* Begin STORED ROWS *

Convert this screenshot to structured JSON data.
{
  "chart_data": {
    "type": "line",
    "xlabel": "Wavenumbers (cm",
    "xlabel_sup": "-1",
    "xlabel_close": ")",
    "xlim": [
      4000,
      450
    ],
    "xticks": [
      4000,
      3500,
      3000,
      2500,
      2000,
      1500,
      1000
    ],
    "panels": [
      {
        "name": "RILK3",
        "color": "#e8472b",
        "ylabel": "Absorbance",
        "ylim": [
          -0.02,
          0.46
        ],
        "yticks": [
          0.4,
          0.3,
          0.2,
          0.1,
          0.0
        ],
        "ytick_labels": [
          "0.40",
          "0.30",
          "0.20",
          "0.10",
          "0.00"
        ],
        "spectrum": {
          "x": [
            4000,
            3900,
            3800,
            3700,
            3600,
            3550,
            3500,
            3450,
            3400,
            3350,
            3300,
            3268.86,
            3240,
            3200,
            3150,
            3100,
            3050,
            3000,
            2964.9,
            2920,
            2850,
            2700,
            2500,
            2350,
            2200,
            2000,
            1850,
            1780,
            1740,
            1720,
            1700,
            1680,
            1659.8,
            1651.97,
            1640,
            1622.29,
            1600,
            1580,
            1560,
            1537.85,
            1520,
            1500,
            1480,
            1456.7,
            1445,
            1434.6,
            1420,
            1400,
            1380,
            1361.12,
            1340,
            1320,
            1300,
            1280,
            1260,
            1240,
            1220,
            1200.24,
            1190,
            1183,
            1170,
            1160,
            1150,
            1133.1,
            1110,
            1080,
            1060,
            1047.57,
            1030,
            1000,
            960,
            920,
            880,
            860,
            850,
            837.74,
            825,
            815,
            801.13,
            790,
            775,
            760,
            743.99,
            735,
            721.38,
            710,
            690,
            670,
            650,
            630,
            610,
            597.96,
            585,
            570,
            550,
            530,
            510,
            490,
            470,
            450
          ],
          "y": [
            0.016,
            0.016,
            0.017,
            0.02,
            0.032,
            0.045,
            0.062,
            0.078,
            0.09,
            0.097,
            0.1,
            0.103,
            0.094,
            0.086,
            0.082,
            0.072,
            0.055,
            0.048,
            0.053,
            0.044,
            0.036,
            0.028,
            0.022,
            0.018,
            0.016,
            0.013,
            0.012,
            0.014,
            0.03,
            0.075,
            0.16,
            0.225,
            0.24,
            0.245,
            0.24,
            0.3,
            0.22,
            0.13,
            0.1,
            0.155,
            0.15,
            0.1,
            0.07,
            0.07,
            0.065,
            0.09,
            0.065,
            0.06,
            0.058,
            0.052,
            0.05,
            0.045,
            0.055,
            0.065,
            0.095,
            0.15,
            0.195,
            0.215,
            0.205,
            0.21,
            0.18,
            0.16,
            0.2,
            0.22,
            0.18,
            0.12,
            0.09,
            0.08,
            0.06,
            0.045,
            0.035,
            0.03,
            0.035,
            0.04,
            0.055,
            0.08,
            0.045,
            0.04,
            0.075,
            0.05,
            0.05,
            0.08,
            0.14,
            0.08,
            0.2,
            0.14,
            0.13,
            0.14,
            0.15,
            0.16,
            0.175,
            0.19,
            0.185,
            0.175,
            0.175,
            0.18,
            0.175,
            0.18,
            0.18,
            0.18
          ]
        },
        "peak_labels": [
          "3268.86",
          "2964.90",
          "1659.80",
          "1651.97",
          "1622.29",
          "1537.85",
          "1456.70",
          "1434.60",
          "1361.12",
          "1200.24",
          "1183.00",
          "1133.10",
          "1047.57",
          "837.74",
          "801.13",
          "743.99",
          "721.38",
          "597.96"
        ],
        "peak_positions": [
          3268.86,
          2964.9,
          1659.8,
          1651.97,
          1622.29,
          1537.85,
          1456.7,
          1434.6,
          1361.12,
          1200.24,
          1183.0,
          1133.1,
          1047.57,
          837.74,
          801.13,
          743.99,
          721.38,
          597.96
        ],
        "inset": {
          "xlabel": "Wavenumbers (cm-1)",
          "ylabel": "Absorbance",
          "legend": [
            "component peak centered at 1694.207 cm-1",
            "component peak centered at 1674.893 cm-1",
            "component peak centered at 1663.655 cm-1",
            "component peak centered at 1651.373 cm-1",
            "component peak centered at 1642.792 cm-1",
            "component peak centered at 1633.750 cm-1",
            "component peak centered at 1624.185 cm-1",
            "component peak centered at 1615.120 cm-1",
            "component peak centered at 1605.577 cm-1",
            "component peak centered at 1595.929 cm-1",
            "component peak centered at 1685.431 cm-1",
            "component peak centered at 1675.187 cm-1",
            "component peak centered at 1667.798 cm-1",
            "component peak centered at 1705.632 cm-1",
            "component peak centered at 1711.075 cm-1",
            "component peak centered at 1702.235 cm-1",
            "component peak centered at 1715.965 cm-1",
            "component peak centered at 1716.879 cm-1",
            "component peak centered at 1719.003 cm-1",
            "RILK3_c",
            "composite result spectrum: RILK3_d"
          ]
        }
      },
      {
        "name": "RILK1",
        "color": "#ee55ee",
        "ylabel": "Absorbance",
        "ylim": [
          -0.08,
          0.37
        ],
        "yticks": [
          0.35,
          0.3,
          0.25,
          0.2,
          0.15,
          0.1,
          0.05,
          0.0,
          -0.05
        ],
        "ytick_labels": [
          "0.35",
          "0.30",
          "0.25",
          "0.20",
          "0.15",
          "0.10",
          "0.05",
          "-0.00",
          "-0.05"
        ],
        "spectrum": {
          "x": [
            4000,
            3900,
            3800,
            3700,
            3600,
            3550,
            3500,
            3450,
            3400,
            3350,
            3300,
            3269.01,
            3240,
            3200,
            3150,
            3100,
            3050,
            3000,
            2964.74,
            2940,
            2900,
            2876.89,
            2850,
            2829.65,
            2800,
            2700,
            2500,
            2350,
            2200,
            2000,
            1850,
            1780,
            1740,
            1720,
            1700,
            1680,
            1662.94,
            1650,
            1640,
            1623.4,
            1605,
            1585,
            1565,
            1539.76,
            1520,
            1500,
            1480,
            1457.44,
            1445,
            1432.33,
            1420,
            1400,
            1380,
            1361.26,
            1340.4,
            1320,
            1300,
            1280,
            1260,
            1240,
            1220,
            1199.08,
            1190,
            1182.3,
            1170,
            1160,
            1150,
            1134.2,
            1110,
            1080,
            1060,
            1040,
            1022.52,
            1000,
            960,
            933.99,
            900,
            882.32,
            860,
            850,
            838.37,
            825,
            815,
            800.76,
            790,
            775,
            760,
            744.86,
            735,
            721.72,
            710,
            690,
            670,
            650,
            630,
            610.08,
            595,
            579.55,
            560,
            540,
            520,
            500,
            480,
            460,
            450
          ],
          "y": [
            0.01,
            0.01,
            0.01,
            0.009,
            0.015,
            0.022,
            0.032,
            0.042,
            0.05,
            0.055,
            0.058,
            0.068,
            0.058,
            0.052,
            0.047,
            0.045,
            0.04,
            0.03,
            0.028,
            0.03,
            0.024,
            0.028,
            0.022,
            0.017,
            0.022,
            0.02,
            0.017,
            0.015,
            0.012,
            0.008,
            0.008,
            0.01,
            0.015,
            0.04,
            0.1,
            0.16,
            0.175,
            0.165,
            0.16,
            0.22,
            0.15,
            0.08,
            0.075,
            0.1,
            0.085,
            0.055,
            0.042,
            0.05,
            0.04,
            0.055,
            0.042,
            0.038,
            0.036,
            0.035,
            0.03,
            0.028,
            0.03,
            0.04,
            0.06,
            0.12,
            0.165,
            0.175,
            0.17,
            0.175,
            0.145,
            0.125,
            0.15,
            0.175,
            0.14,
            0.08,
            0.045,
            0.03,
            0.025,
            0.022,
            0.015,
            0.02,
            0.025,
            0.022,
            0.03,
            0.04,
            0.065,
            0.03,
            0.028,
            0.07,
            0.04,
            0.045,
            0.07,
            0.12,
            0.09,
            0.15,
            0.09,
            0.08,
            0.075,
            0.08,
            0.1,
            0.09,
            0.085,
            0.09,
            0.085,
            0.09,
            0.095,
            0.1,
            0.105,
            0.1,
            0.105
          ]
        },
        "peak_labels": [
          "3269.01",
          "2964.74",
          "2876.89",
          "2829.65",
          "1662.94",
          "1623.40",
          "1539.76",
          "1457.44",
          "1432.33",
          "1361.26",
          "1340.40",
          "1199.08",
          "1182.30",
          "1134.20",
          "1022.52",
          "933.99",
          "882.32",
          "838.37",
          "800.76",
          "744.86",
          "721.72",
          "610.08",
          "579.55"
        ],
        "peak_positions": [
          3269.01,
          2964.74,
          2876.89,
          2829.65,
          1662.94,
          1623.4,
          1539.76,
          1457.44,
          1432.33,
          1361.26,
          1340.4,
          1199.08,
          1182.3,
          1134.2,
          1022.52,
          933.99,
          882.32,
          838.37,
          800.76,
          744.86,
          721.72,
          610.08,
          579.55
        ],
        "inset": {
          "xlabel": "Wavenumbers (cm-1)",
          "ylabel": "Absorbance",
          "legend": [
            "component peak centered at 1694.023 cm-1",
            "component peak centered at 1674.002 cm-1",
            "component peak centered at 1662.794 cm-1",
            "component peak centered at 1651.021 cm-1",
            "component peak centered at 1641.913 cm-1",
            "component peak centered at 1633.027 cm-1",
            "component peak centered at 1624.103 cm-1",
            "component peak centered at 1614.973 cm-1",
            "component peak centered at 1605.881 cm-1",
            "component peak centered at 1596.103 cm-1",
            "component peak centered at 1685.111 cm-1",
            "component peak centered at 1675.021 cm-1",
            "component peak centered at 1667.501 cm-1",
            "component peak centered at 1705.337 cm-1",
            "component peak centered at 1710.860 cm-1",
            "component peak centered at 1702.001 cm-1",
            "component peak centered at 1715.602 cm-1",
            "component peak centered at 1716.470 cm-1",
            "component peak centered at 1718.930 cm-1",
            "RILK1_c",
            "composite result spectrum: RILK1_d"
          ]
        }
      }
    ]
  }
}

* End STORED ROWS *

_WHAT NEEDS TO BE DONE_
Go through the lines above. Select every one that has the string "spectrum".

_ANSWER TO THE EXERCISE_
        "spectrum": {
            "composite result spectrum: RILK3_d"
        "spectrum": {
            "composite result spectrum: RILK1_d"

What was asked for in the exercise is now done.